*REQUEST*. Answer with one number only: the number of lines that include the word "value".

○ ○ ○

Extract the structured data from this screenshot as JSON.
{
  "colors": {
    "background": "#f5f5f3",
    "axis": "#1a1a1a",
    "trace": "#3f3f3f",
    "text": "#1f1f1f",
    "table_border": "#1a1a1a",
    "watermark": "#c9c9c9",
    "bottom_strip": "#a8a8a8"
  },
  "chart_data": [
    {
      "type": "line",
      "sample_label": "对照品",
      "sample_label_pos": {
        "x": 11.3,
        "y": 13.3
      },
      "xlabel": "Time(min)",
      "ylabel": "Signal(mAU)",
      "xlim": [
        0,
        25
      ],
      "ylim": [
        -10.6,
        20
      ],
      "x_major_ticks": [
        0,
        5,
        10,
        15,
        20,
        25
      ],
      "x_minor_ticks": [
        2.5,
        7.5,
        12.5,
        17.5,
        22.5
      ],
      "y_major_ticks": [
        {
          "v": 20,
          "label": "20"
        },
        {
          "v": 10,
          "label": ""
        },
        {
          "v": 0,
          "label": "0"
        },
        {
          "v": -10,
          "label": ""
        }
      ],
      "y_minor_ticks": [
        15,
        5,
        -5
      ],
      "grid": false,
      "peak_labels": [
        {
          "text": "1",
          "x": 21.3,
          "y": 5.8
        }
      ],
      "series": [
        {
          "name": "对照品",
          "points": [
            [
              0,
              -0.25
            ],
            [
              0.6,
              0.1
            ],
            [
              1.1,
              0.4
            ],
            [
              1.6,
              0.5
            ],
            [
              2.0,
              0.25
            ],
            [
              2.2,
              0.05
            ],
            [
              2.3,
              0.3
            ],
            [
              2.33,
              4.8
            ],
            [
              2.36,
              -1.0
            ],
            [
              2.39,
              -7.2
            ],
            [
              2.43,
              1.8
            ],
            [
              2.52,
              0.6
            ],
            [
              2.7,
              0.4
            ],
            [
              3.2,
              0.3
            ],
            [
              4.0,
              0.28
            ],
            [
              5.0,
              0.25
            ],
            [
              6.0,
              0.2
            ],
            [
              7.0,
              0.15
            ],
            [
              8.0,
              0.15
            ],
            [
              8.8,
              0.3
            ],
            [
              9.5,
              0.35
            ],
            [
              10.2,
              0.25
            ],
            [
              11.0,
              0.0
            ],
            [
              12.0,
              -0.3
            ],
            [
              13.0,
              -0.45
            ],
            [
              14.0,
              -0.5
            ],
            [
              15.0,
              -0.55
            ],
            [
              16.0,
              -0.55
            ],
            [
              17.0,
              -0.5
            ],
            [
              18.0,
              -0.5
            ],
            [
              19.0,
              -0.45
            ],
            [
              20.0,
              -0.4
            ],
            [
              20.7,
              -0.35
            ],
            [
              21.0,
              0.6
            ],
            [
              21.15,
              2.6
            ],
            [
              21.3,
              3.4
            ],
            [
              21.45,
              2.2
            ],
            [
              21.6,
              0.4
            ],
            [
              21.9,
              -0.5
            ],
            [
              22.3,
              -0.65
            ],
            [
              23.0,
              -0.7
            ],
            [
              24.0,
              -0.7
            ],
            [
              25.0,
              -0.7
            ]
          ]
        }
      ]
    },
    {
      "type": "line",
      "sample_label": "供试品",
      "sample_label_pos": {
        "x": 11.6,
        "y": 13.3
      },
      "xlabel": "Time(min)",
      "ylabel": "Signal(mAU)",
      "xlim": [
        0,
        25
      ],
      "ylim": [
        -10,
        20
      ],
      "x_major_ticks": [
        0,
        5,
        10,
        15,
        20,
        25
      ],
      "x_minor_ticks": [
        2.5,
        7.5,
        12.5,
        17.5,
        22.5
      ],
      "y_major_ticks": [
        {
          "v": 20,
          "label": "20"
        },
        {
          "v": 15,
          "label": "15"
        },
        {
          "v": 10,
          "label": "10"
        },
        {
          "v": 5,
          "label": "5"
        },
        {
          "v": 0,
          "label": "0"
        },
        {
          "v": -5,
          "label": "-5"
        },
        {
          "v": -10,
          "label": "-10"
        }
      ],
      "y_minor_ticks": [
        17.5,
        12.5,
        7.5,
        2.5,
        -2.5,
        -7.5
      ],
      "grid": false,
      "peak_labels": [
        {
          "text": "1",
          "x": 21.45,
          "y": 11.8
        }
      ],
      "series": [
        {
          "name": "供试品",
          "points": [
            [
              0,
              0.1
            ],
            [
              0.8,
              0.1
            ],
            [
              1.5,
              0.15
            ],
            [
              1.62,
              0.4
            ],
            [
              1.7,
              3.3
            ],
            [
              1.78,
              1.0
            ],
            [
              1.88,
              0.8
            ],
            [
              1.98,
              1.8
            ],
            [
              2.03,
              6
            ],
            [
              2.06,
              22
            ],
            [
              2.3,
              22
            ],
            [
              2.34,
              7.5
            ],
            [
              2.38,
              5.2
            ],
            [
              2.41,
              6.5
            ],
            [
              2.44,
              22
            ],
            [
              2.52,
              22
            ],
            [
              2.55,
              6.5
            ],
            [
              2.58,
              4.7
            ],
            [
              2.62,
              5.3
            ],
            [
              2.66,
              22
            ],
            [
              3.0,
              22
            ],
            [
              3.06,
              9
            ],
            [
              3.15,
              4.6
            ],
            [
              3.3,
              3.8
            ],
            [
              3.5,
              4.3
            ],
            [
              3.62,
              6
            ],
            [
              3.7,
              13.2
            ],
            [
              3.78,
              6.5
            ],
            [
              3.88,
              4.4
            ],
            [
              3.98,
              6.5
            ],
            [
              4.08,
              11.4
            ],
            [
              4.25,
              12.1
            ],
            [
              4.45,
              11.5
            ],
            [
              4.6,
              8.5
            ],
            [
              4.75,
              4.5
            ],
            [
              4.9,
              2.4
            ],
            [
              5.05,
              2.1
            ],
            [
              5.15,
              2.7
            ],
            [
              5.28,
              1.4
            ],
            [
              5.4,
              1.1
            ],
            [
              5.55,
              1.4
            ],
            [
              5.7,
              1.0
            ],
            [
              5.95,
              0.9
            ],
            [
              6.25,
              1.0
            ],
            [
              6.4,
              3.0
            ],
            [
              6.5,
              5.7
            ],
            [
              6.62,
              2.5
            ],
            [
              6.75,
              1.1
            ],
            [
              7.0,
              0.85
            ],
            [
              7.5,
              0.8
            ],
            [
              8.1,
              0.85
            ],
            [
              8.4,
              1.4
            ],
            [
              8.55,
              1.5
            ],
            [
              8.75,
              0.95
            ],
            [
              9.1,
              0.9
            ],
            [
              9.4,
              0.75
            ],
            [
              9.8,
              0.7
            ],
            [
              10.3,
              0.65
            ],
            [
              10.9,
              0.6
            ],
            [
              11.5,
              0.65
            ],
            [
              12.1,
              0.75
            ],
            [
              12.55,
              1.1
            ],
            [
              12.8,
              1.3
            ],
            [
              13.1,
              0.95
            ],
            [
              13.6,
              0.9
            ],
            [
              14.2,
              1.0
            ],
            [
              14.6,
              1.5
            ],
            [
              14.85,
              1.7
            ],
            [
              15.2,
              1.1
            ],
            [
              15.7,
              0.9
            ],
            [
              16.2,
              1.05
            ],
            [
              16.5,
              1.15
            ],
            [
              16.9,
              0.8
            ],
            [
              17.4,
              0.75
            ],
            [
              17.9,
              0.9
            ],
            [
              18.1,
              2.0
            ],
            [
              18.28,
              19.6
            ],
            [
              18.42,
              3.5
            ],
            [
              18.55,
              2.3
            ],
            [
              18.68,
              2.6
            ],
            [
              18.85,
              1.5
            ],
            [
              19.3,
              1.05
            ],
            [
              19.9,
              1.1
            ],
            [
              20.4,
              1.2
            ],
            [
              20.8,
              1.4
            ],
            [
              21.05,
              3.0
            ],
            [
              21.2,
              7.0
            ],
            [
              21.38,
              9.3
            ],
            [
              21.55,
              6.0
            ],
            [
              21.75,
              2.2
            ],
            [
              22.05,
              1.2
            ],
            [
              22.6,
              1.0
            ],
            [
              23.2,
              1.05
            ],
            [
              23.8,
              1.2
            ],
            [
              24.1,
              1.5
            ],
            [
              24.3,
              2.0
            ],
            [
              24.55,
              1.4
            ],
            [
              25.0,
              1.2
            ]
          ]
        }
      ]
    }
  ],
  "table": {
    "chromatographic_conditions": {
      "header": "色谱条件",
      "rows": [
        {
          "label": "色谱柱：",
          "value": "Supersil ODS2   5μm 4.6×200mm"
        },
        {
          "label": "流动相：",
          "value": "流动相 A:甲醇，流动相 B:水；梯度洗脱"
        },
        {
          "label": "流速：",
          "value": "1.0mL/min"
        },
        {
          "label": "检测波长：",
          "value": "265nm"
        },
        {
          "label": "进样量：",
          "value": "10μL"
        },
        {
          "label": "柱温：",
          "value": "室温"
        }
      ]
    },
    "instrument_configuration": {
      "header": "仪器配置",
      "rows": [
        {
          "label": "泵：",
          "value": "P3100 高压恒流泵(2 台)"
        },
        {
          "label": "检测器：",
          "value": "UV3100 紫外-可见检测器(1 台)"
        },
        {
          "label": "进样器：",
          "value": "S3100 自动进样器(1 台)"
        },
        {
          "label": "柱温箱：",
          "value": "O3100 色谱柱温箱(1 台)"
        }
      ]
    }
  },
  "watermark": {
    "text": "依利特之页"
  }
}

○ ○ ○

*ANSWER TO THIS TASK*. 10